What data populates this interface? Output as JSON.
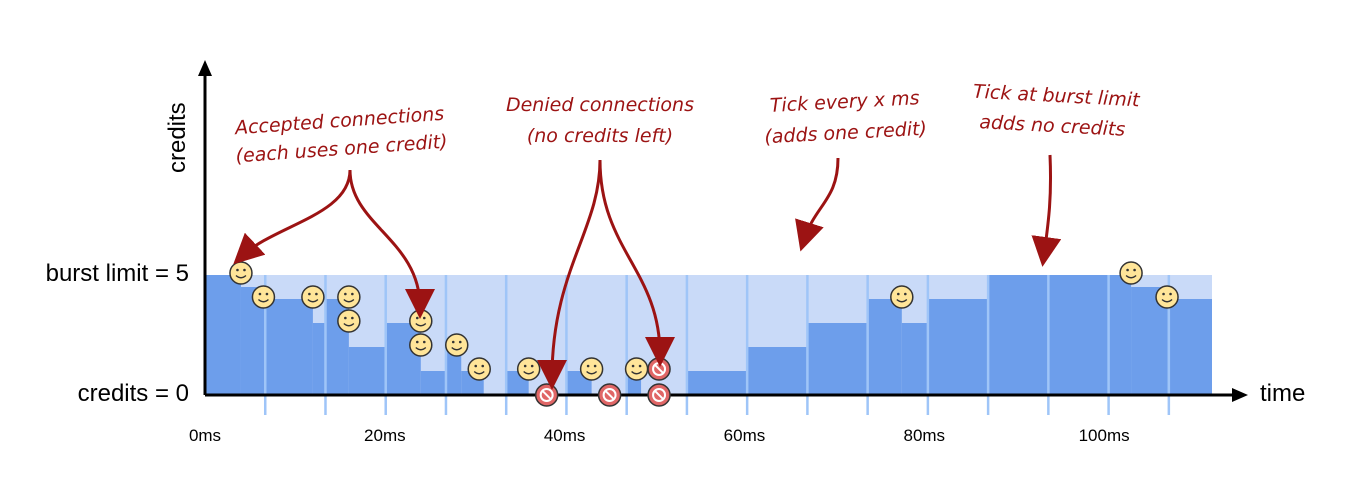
{
  "labels": {
    "y_axis": "credits",
    "x_axis": "time",
    "burst_limit": "burst limit = 5",
    "credits_zero": "credits = 0"
  },
  "ticks": [
    "0ms",
    "20ms",
    "40ms",
    "60ms",
    "80ms",
    "100ms"
  ],
  "annotations": {
    "accepted_line1": "Accepted connections",
    "accepted_line2": "(each uses one credit)",
    "denied_line1": "Denied connections",
    "denied_line2": "(no credits left)",
    "tick_line1": "Tick every x ms",
    "tick_line2": "(adds one credit)",
    "burst_line1": "Tick at burst limit",
    "burst_line2": "adds no credits"
  },
  "colors": {
    "credit_fill": "#6d9eeb",
    "limit_band": "#c9daf8",
    "tick_line": "#9fc5f8",
    "annotation": "#9c1313",
    "smiley": "#ffe599",
    "denied": "#e06666"
  },
  "chart_data": {
    "type": "area",
    "x_unit": "ms",
    "x_range": [
      0,
      112
    ],
    "y_range": [
      0,
      5
    ],
    "burst_limit": 5,
    "tick_interval_ms": 6.7,
    "credits_steps": [
      {
        "from": 0,
        "to": 4,
        "credits": 5
      },
      {
        "from": 4,
        "to": 6.7,
        "credits": 4.5
      },
      {
        "from": 6.7,
        "to": 12,
        "credits": 4
      },
      {
        "from": 12,
        "to": 13.4,
        "credits": 3
      },
      {
        "from": 13.4,
        "to": 16,
        "credits": 4
      },
      {
        "from": 16,
        "to": 20,
        "credits": 2
      },
      {
        "from": 20,
        "to": 24,
        "credits": 3
      },
      {
        "from": 24,
        "to": 26.8,
        "credits": 1
      },
      {
        "from": 26.8,
        "to": 28.5,
        "credits": 2
      },
      {
        "from": 28.5,
        "to": 31,
        "credits": 1
      },
      {
        "from": 31,
        "to": 33.5,
        "credits": 0
      },
      {
        "from": 33.5,
        "to": 36,
        "credits": 1
      },
      {
        "from": 36,
        "to": 40.2,
        "credits": 0
      },
      {
        "from": 40.2,
        "to": 43,
        "credits": 1
      },
      {
        "from": 43,
        "to": 46.9,
        "credits": 0
      },
      {
        "from": 46.9,
        "to": 48.5,
        "credits": 1
      },
      {
        "from": 48.5,
        "to": 53.6,
        "credits": 0
      },
      {
        "from": 53.6,
        "to": 60.3,
        "credits": 1
      },
      {
        "from": 60.3,
        "to": 67,
        "credits": 2
      },
      {
        "from": 67,
        "to": 73.7,
        "credits": 3
      },
      {
        "from": 73.7,
        "to": 77.5,
        "credits": 4
      },
      {
        "from": 77.5,
        "to": 80.4,
        "credits": 3
      },
      {
        "from": 80.4,
        "to": 87.1,
        "credits": 4
      },
      {
        "from": 87.1,
        "to": 103,
        "credits": 5
      },
      {
        "from": 103,
        "to": 107,
        "credits": 4.5
      },
      {
        "from": 107,
        "to": 112,
        "credits": 4
      }
    ],
    "accepted_connections": [
      {
        "t": 4,
        "level": 5
      },
      {
        "t": 6.5,
        "level": 4
      },
      {
        "t": 12,
        "level": 4
      },
      {
        "t": 16,
        "level": 4
      },
      {
        "t": 16,
        "level": 3
      },
      {
        "t": 24,
        "level": 3
      },
      {
        "t": 24,
        "level": 2
      },
      {
        "t": 28,
        "level": 2
      },
      {
        "t": 30.5,
        "level": 1
      },
      {
        "t": 36,
        "level": 1
      },
      {
        "t": 43,
        "level": 1
      },
      {
        "t": 48,
        "level": 1
      },
      {
        "t": 77.5,
        "level": 4
      },
      {
        "t": 103,
        "level": 5
      },
      {
        "t": 107,
        "level": 4
      }
    ],
    "denied_connections": [
      {
        "t": 38,
        "level": 0
      },
      {
        "t": 45,
        "level": 0
      },
      {
        "t": 50.5,
        "level": 0
      },
      {
        "t": 50.5,
        "level": 1
      }
    ]
  }
}
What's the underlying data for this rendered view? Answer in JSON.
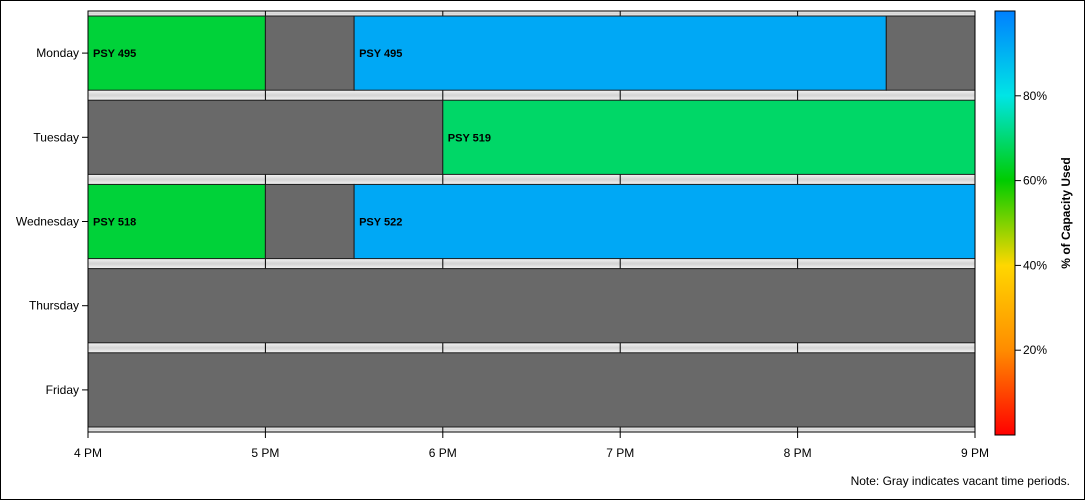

--

(Set exercise): Transcribe each entry above exactly, apart from the pictures.

(Solved exercise):
What data populates this interface? Output as JSON.
{
  "labels": {
    "y_axis": "credits",
    "x_axis": "time",
    "burst_limit": "burst limit = 5",
    "credits_zero": "credits = 0"
  },
  "ticks": [
    "0ms",
    "20ms",
    "40ms",
    "60ms",
    "80ms",
    "100ms"
  ],
  "annotations": {
    "accepted_line1": "Accepted connections",
    "accepted_line2": "(each uses one credit)",
    "denied_line1": "Denied connections",
    "denied_line2": "(no credits left)",
    "tick_line1": "Tick every x ms",
    "tick_line2": "(adds one credit)",
    "burst_line1": "Tick at burst limit",
    "burst_line2": "adds no credits"
  },
  "colors": {
    "credit_fill": "#6d9eeb",
    "limit_band": "#c9daf8",
    "tick_line": "#9fc5f8",
    "annotation": "#9c1313",
    "smiley": "#ffe599",
    "denied": "#e06666"
  },
  "chart_data": {
    "type": "area",
    "x_unit": "ms",
    "x_range": [
      0,
      112
    ],
    "y_range": [
      0,
      5
    ],
    "burst_limit": 5,
    "tick_interval_ms": 6.7,
    "credits_steps": [
      {
        "from": 0,
        "to": 4,
        "credits": 5
      },
      {
        "from": 4,
        "to": 6.7,
        "credits": 4.5
      },
      {
        "from": 6.7,
        "to": 12,
        "credits": 4
      },
      {
        "from": 12,
        "to": 13.4,
        "credits": 3
      },
      {
        "from": 13.4,
        "to": 16,
        "credits": 4
      },
      {
        "from": 16,
        "to": 20,
        "credits": 2
      },
      {
        "from": 20,
        "to": 24,
        "credits": 3
      },
      {
        "from": 24,
        "to": 26.8,
        "credits": 1
      },
      {
        "from": 26.8,
        "to": 28.5,
        "credits": 2
      },
      {
        "from": 28.5,
        "to": 31,
        "credits": 1
      },
      {
        "from": 31,
        "to": 33.5,
        "credits": 0
      },
      {
        "from": 33.5,
        "to": 36,
        "credits": 1
      },
      {
        "from": 36,
        "to": 40.2,
        "credits": 0
      },
      {
        "from": 40.2,
        "to": 43,
        "credits": 1
      },
      {
        "from": 43,
        "to": 46.9,
        "credits": 0
      },
      {
        "from": 46.9,
        "to": 48.5,
        "credits": 1
      },
      {
        "from": 48.5,
        "to": 53.6,
        "credits": 0
      },
      {
        "from": 53.6,
        "to": 60.3,
        "credits": 1
      },
      {
        "from": 60.3,
        "to": 67,
        "credits": 2
      },
      {
        "from": 67,
        "to": 73.7,
        "credits": 3
      },
      {
        "from": 73.7,
        "to": 77.5,
        "credits": 4
      },
      {
        "from": 77.5,
        "to": 80.4,
        "credits": 3
      },
      {
        "from": 80.4,
        "to": 87.1,
        "credits": 4
      },
      {
        "from": 87.1,
        "to": 103,
        "credits": 5
      },
      {
        "from": 103,
        "to": 107,
        "credits": 4.5
      },
      {
        "from": 107,
        "to": 112,
        "credits": 4
      }
    ],
    "accepted_connections": [
      {
        "t": 4,
        "level": 5
      },
      {
        "t": 6.5,
        "level": 4
      },
      {
        "t": 12,
        "level": 4
      },
      {
        "t": 16,
        "level": 4
      },
      {
        "t": 16,
        "level": 3
      },
      {
        "t": 24,
        "level": 3
      },
      {
        "t": 24,
        "level": 2
      },
      {
        "t": 28,
        "level": 2
      },
      {
        "t": 30.5,
        "level": 1
      },
      {
        "t": 36,
        "level": 1
      },
      {
        "t": 43,
        "level": 1
      },
      {
        "t": 48,
        "level": 1
      },
      {
        "t": 77.5,
        "level": 4
      },
      {
        "t": 103,
        "level": 5
      },
      {
        "t": 107,
        "level": 4
      }
    ],
    "denied_connections": [
      {
        "t": 38,
        "level": 0
      },
      {
        "t": 45,
        "level": 0
      },
      {
        "t": 50.5,
        "level": 0
      },
      {
        "t": 50.5,
        "level": 1
      }
    ]
  }
}
What's the underlying data for this rendered view? Answer in JSON.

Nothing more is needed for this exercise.